* **Exercise**
Give the listing again character for character, but drop the images.

Begin Given information

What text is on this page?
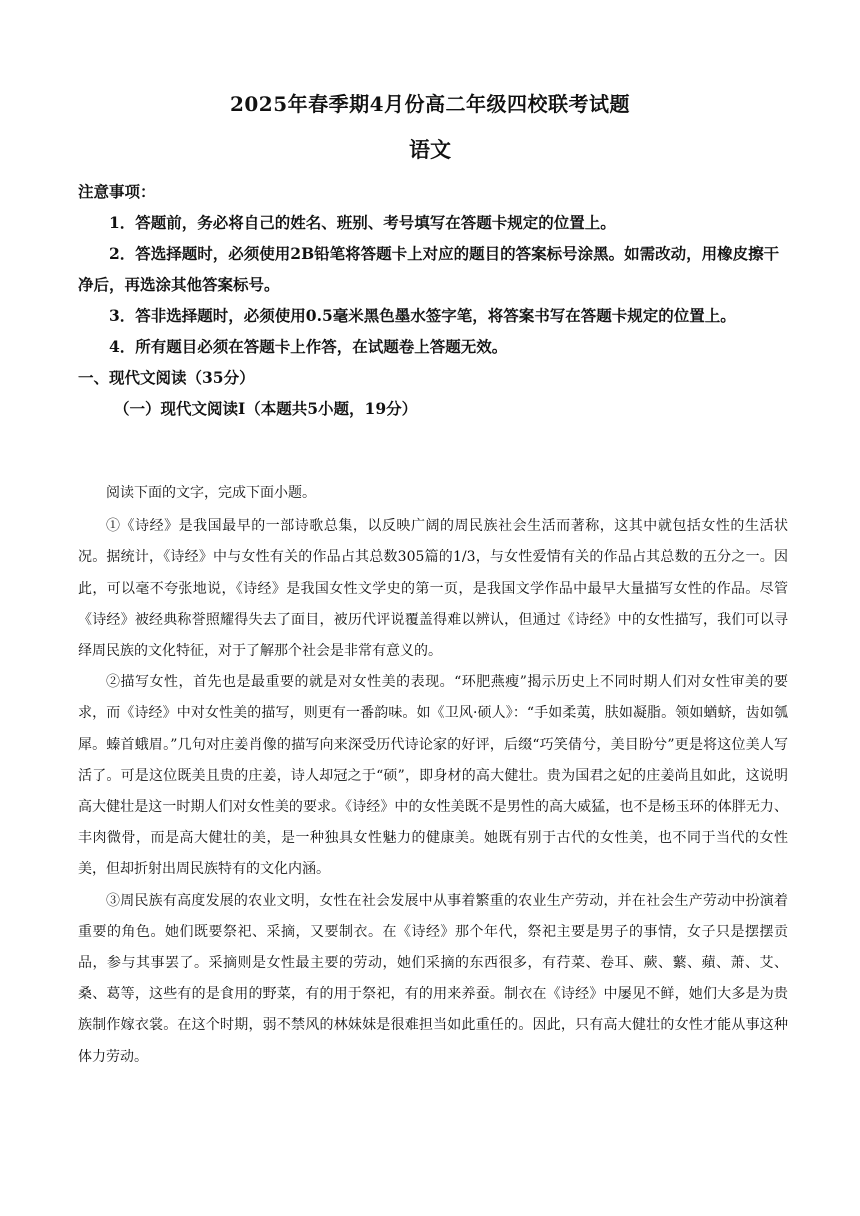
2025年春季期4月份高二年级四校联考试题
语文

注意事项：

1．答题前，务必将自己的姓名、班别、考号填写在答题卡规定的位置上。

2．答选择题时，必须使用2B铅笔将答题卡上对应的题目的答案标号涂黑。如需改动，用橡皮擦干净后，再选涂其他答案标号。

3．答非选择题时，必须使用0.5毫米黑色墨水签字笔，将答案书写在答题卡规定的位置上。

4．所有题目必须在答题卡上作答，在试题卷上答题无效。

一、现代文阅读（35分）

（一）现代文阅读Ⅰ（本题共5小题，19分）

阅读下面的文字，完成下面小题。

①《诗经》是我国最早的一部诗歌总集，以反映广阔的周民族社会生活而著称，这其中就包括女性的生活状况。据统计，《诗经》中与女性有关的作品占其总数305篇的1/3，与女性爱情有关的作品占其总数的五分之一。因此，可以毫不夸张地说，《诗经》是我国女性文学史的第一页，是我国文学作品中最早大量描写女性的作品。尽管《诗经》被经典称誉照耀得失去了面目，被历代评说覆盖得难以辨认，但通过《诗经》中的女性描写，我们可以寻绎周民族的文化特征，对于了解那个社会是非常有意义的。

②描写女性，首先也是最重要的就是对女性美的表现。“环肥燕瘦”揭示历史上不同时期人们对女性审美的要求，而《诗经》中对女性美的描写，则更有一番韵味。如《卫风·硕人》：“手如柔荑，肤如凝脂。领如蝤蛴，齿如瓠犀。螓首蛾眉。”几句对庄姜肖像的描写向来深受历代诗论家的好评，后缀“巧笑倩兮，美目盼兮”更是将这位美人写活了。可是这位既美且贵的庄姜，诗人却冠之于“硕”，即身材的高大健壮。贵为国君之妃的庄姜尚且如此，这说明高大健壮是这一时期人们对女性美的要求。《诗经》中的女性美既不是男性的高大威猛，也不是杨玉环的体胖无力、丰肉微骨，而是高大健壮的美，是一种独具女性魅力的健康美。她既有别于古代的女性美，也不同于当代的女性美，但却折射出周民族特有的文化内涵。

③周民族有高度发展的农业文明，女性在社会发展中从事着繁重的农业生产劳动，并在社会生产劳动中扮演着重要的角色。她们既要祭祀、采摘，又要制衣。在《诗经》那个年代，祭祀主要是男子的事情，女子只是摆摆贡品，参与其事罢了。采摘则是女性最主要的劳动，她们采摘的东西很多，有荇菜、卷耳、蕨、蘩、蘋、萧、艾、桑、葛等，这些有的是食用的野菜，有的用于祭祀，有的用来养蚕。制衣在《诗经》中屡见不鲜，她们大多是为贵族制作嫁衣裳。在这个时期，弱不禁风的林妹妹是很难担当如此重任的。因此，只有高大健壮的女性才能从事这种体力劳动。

End Given information

* **Answer for this exercise**
What text is on this page?
2025年春季期4月份高二年级四校联考试题
语文

注意事项：

1．答题前，务必将自己的姓名、班别、考号填写在答题卡规定的位置上。

2．答选择题时，必须使用2B铅笔将答题卡上对应的题目的答案标号涂黑。如需改动，用橡皮擦干净后，再选涂其他答案标号。

3．答非选择题时，必须使用0.5毫米黑色墨水签字笔，将答案书写在答题卡规定的位置上。

4．所有题目必须在答题卡上作答，在试题卷上答题无效。

一、现代文阅读（35分）

（一）现代文阅读Ⅰ（本题共5小题，19分）

阅读下面的文字，完成下面小题。

①《诗经》是我国最早的一部诗歌总集，以反映广阔的周民族社会生活而著称，这其中就包括女性的生活状况。据统计，《诗经》中与女性有关的作品占其总数305篇的1/3，与女性爱情有关的作品占其总数的五分之一。因此，可以毫不夸张地说，《诗经》是我国女性文学史的第一页，是我国文学作品中最早大量描写女性的作品。尽管《诗经》被经典称誉照耀得失去了面目，被历代评说覆盖得难以辨认，但通过《诗经》中的女性描写，我们可以寻绎周民族的文化特征，对于了解那个社会是非常有意义的。

②描写女性，首先也是最重要的就是对女性美的表现。“环肥燕瘦”揭示历史上不同时期人们对女性审美的要求，而《诗经》中对女性美的描写，则更有一番韵味。如《卫风·硕人》：“手如柔荑，肤如凝脂。领如蝤蛴，齿如瓠犀。螓首蛾眉。”几句对庄姜肖像的描写向来深受历代诗论家的好评，后缀“巧笑倩兮，美目盼兮”更是将这位美人写活了。可是这位既美且贵的庄姜，诗人却冠之于“硕”，即身材的高大健壮。贵为国君之妃的庄姜尚且如此，这说明高大健壮是这一时期人们对女性美的要求。《诗经》中的女性美既不是男性的高大威猛，也不是杨玉环的体胖无力、丰肉微骨，而是高大健壮的美，是一种独具女性魅力的健康美。她既有别于古代的女性美，也不同于当代的女性美，但却折射出周民族特有的文化内涵。

③周民族有高度发展的农业文明，女性在社会发展中从事着繁重的农业生产劳动，并在社会生产劳动中扮演着重要的角色。她们既要祭祀、采摘，又要制衣。在《诗经》那个年代，祭祀主要是男子的事情，女子只是摆摆贡品，参与其事罢了。采摘则是女性最主要的劳动，她们采摘的东西很多，有荇菜、卷耳、蕨、蘩、蘋、萧、艾、桑、葛等，这些有的是食用的野菜，有的用于祭祀，有的用来养蚕。制衣在《诗经》中屡见不鲜，她们大多是为贵族制作嫁衣裳。在这个时期，弱不禁风的林妹妹是很难担当如此重任的。因此，只有高大健壮的女性才能从事这种体力劳动。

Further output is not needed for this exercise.